Directions for this task »
Without the pictures, set down every line of the data exactly.

-- start of Task data --

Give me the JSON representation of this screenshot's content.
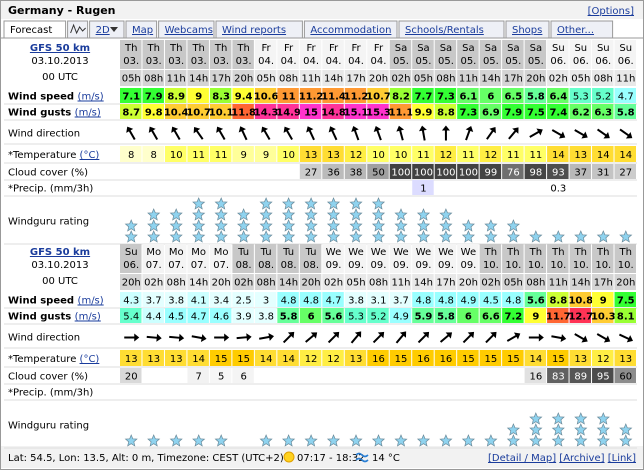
{
  "header": {
    "title": "Germany - Rugen",
    "options": "[Options]"
  },
  "tabs": [
    "Forecast",
    "2D",
    "Map",
    "Webcams",
    "Wind reports",
    "Accommodation",
    "Schools/Rentals",
    "Shops",
    "Other..."
  ],
  "labels": {
    "wind_speed": "Wind speed",
    "wind_gusts": "Wind gusts",
    "unit_ms": "(m/s)",
    "wind_direction": "Wind direction",
    "temperature": "*Temperature",
    "unit_c": "(°C)",
    "cloud_cover": "Cloud cover (%)",
    "precip": "*Precip. (mm/3h)",
    "rating": "Windguru rating"
  },
  "forecasts": [
    {
      "model": "GFS 50 km",
      "date": "03.10.2013",
      "init": "00 UTC",
      "days": [
        "Th",
        "Th",
        "Th",
        "Th",
        "Th",
        "Th",
        "Fr",
        "Fr",
        "Fr",
        "Fr",
        "Fr",
        "Fr",
        "Sa",
        "Sa",
        "Sa",
        "Sa",
        "Sa",
        "Sa",
        "Sa",
        "Su",
        "Su",
        "Su",
        "Su"
      ],
      "dates": [
        "03.",
        "03.",
        "03.",
        "03.",
        "03.",
        "03.",
        "04.",
        "04.",
        "04.",
        "04.",
        "04.",
        "04.",
        "05.",
        "05.",
        "05.",
        "05.",
        "05.",
        "05.",
        "05.",
        "06.",
        "06.",
        "06.",
        "06."
      ],
      "hours": [
        "05h",
        "08h",
        "11h",
        "14h",
        "17h",
        "20h",
        "05h",
        "08h",
        "11h",
        "14h",
        "17h",
        "20h",
        "02h",
        "05h",
        "08h",
        "11h",
        "14h",
        "17h",
        "20h",
        "02h",
        "05h",
        "08h",
        "11h"
      ],
      "wind_speed": [
        7.1,
        7.9,
        8.9,
        9,
        8.3,
        9.4,
        10.6,
        11,
        11.2,
        11.4,
        11.2,
        10.7,
        8.2,
        7.7,
        7.3,
        6.1,
        6,
        6.5,
        5.8,
        6.4,
        5.3,
        5.2,
        4.7
      ],
      "wind_gusts": [
        8.7,
        9.8,
        10.4,
        10.7,
        10.1,
        11.8,
        14.3,
        14.9,
        15,
        14.8,
        15.1,
        15.3,
        11.1,
        9.9,
        8.8,
        7.3,
        6.9,
        7.9,
        7.5,
        7.4,
        6.2,
        6.3,
        5.8
      ],
      "wind_direction": [
        330,
        330,
        330,
        325,
        330,
        335,
        330,
        330,
        335,
        335,
        340,
        340,
        345,
        350,
        0,
        20,
        35,
        40,
        60,
        120,
        120,
        125,
        125
      ],
      "temperature": [
        8,
        8,
        10,
        11,
        11,
        9,
        9,
        10,
        13,
        13,
        12,
        10,
        10,
        11,
        12,
        11,
        12,
        11,
        11,
        14,
        13,
        14,
        14
      ],
      "cloud_cover": [
        null,
        null,
        null,
        null,
        null,
        null,
        null,
        null,
        27,
        36,
        38,
        50,
        100,
        100,
        100,
        100,
        99,
        76,
        98,
        93,
        37,
        31,
        27
      ],
      "precip": [
        null,
        null,
        null,
        null,
        null,
        null,
        null,
        null,
        null,
        null,
        null,
        null,
        null,
        1,
        null,
        null,
        null,
        null,
        null,
        0.3,
        null,
        null,
        null
      ],
      "rating": [
        2,
        3,
        3,
        4,
        4,
        3,
        4,
        4,
        4,
        4,
        4,
        4,
        3,
        3,
        3,
        2,
        2,
        2,
        1,
        1,
        1,
        1,
        1
      ]
    },
    {
      "model": "GFS 50 km",
      "date": "03.10.2013",
      "init": "00 UTC",
      "days": [
        "Su",
        "Mo",
        "Mo",
        "Mo",
        "Mo",
        "Tu",
        "Tu",
        "Tu",
        "Tu",
        "We",
        "We",
        "We",
        "We",
        "We",
        "We",
        "We",
        "Th",
        "Th",
        "Th",
        "Th",
        "Th",
        "Th",
        "Th"
      ],
      "dates": [
        "06.",
        "07.",
        "07.",
        "07.",
        "07.",
        "08.",
        "08.",
        "08.",
        "08.",
        "09.",
        "09.",
        "09.",
        "09.",
        "09.",
        "09.",
        "09.",
        "10.",
        "10.",
        "10.",
        "10.",
        "10.",
        "10.",
        "10."
      ],
      "hours": [
        "20h",
        "02h",
        "08h",
        "14h",
        "20h",
        "02h",
        "08h",
        "14h",
        "20h",
        "02h",
        "05h",
        "08h",
        "11h",
        "14h",
        "17h",
        "20h",
        "02h",
        "05h",
        "08h",
        "11h",
        "14h",
        "17h",
        "20h"
      ],
      "wind_speed": [
        4.3,
        3.7,
        3.8,
        4.1,
        3.4,
        2.5,
        3,
        4.8,
        4.8,
        4.7,
        3.8,
        3.1,
        3.7,
        4.8,
        4.8,
        4.9,
        4.5,
        4.8,
        5.6,
        8.8,
        10.8,
        9,
        7.5
      ],
      "wind_gusts": [
        5.4,
        4.4,
        4.5,
        4.7,
        4.6,
        3.9,
        3.8,
        5.8,
        6,
        5.6,
        5.3,
        5.2,
        4.9,
        5.9,
        5.8,
        6,
        6.6,
        7.2,
        9,
        11.7,
        12.7,
        10.3,
        8.1
      ],
      "wind_direction": [
        90,
        95,
        95,
        100,
        90,
        85,
        80,
        45,
        50,
        45,
        40,
        45,
        40,
        45,
        50,
        45,
        45,
        60,
        90,
        100,
        120,
        120,
        115
      ],
      "temperature": [
        13,
        13,
        13,
        14,
        15,
        15,
        14,
        14,
        12,
        12,
        13,
        16,
        15,
        16,
        16,
        15,
        15,
        15,
        14,
        15,
        13,
        12,
        13
      ],
      "cloud_cover": [
        20,
        null,
        null,
        7,
        5,
        6,
        null,
        null,
        null,
        null,
        null,
        null,
        null,
        null,
        null,
        null,
        null,
        null,
        16,
        83,
        89,
        95,
        60
      ],
      "precip": [
        null,
        null,
        null,
        null,
        null,
        null,
        null,
        null,
        null,
        null,
        null,
        null,
        null,
        null,
        null,
        null,
        null,
        null,
        null,
        null,
        null,
        null,
        null
      ],
      "rating": [
        1,
        1,
        1,
        1,
        1,
        0,
        1,
        1,
        1,
        1,
        1,
        1,
        1,
        1,
        1,
        1,
        1,
        2,
        3,
        3,
        3,
        3,
        2
      ]
    }
  ],
  "footer": {
    "location": "Lat: 54.5, Lon: 13.5, Alt: 0 m, Timezone: CEST (UTC+2)",
    "sun": "07:17 - 18:32",
    "water": "14 °C",
    "links": [
      "[Detail / Map]",
      "[Archive]",
      "[Link]"
    ]
  }
}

-- end of Task data --

Complete output »
Give me the JSON representation of this screenshot's content.
{
  "header": {
    "title": "Germany - Rugen",
    "options": "[Options]"
  },
  "tabs": [
    "Forecast",
    "2D",
    "Map",
    "Webcams",
    "Wind reports",
    "Accommodation",
    "Schools/Rentals",
    "Shops",
    "Other..."
  ],
  "labels": {
    "wind_speed": "Wind speed",
    "wind_gusts": "Wind gusts",
    "unit_ms": "(m/s)",
    "wind_direction": "Wind direction",
    "temperature": "*Temperature",
    "unit_c": "(°C)",
    "cloud_cover": "Cloud cover (%)",
    "precip": "*Precip. (mm/3h)",
    "rating": "Windguru rating"
  },
  "forecasts": [
    {
      "model": "GFS 50 km",
      "date": "03.10.2013",
      "init": "00 UTC",
      "days": [
        "Th",
        "Th",
        "Th",
        "Th",
        "Th",
        "Th",
        "Fr",
        "Fr",
        "Fr",
        "Fr",
        "Fr",
        "Fr",
        "Sa",
        "Sa",
        "Sa",
        "Sa",
        "Sa",
        "Sa",
        "Sa",
        "Su",
        "Su",
        "Su",
        "Su"
      ],
      "dates": [
        "03.",
        "03.",
        "03.",
        "03.",
        "03.",
        "03.",
        "04.",
        "04.",
        "04.",
        "04.",
        "04.",
        "04.",
        "05.",
        "05.",
        "05.",
        "05.",
        "05.",
        "05.",
        "05.",
        "06.",
        "06.",
        "06.",
        "06."
      ],
      "hours": [
        "05h",
        "08h",
        "11h",
        "14h",
        "17h",
        "20h",
        "05h",
        "08h",
        "11h",
        "14h",
        "17h",
        "20h",
        "02h",
        "05h",
        "08h",
        "11h",
        "14h",
        "17h",
        "20h",
        "02h",
        "05h",
        "08h",
        "11h"
      ],
      "wind_speed": [
        7.1,
        7.9,
        8.9,
        9,
        8.3,
        9.4,
        10.6,
        11,
        11.2,
        11.4,
        11.2,
        10.7,
        8.2,
        7.7,
        7.3,
        6.1,
        6,
        6.5,
        5.8,
        6.4,
        5.3,
        5.2,
        4.7
      ],
      "wind_gusts": [
        8.7,
        9.8,
        10.4,
        10.7,
        10.1,
        11.8,
        14.3,
        14.9,
        15,
        14.8,
        15.1,
        15.3,
        11.1,
        9.9,
        8.8,
        7.3,
        6.9,
        7.9,
        7.5,
        7.4,
        6.2,
        6.3,
        5.8
      ],
      "wind_direction": [
        330,
        330,
        330,
        325,
        330,
        335,
        330,
        330,
        335,
        335,
        340,
        340,
        345,
        350,
        0,
        20,
        35,
        40,
        60,
        120,
        120,
        125,
        125
      ],
      "temperature": [
        8,
        8,
        10,
        11,
        11,
        9,
        9,
        10,
        13,
        13,
        12,
        10,
        10,
        11,
        12,
        11,
        12,
        11,
        11,
        14,
        13,
        14,
        14
      ],
      "cloud_cover": [
        null,
        null,
        null,
        null,
        null,
        null,
        null,
        null,
        27,
        36,
        38,
        50,
        100,
        100,
        100,
        100,
        99,
        76,
        98,
        93,
        37,
        31,
        27
      ],
      "precip": [
        null,
        null,
        null,
        null,
        null,
        null,
        null,
        null,
        null,
        null,
        null,
        null,
        null,
        1,
        null,
        null,
        null,
        null,
        null,
        0.3,
        null,
        null,
        null
      ],
      "rating": [
        2,
        3,
        3,
        4,
        4,
        3,
        4,
        4,
        4,
        4,
        4,
        4,
        3,
        3,
        3,
        2,
        2,
        2,
        1,
        1,
        1,
        1,
        1
      ]
    },
    {
      "model": "GFS 50 km",
      "date": "03.10.2013",
      "init": "00 UTC",
      "days": [
        "Su",
        "Mo",
        "Mo",
        "Mo",
        "Mo",
        "Tu",
        "Tu",
        "Tu",
        "Tu",
        "We",
        "We",
        "We",
        "We",
        "We",
        "We",
        "We",
        "Th",
        "Th",
        "Th",
        "Th",
        "Th",
        "Th",
        "Th"
      ],
      "dates": [
        "06.",
        "07.",
        "07.",
        "07.",
        "07.",
        "08.",
        "08.",
        "08.",
        "08.",
        "09.",
        "09.",
        "09.",
        "09.",
        "09.",
        "09.",
        "09.",
        "10.",
        "10.",
        "10.",
        "10.",
        "10.",
        "10.",
        "10."
      ],
      "hours": [
        "20h",
        "02h",
        "08h",
        "14h",
        "20h",
        "02h",
        "08h",
        "14h",
        "20h",
        "02h",
        "05h",
        "08h",
        "11h",
        "14h",
        "17h",
        "20h",
        "02h",
        "05h",
        "08h",
        "11h",
        "14h",
        "17h",
        "20h"
      ],
      "wind_speed": [
        4.3,
        3.7,
        3.8,
        4.1,
        3.4,
        2.5,
        3,
        4.8,
        4.8,
        4.7,
        3.8,
        3.1,
        3.7,
        4.8,
        4.8,
        4.9,
        4.5,
        4.8,
        5.6,
        8.8,
        10.8,
        9,
        7.5
      ],
      "wind_gusts": [
        5.4,
        4.4,
        4.5,
        4.7,
        4.6,
        3.9,
        3.8,
        5.8,
        6,
        5.6,
        5.3,
        5.2,
        4.9,
        5.9,
        5.8,
        6,
        6.6,
        7.2,
        9,
        11.7,
        12.7,
        10.3,
        8.1
      ],
      "wind_direction": [
        90,
        95,
        95,
        100,
        90,
        85,
        80,
        45,
        50,
        45,
        40,
        45,
        40,
        45,
        50,
        45,
        45,
        60,
        90,
        100,
        120,
        120,
        115
      ],
      "temperature": [
        13,
        13,
        13,
        14,
        15,
        15,
        14,
        14,
        12,
        12,
        13,
        16,
        15,
        16,
        16,
        15,
        15,
        15,
        14,
        15,
        13,
        12,
        13
      ],
      "cloud_cover": [
        20,
        null,
        null,
        7,
        5,
        6,
        null,
        null,
        null,
        null,
        null,
        null,
        null,
        null,
        null,
        null,
        null,
        null,
        16,
        83,
        89,
        95,
        60
      ],
      "precip": [
        null,
        null,
        null,
        null,
        null,
        null,
        null,
        null,
        null,
        null,
        null,
        null,
        null,
        null,
        null,
        null,
        null,
        null,
        null,
        null,
        null,
        null,
        null
      ],
      "rating": [
        1,
        1,
        1,
        1,
        1,
        0,
        1,
        1,
        1,
        1,
        1,
        1,
        1,
        1,
        1,
        1,
        1,
        2,
        3,
        3,
        3,
        3,
        2
      ]
    }
  ],
  "footer": {
    "location": "Lat: 54.5, Lon: 13.5, Alt: 0 m, Timezone: CEST (UTC+2)",
    "sun": "07:17 - 18:32",
    "water": "14 °C",
    "links": [
      "[Detail / Map]",
      "[Archive]",
      "[Link]"
    ]
  }
}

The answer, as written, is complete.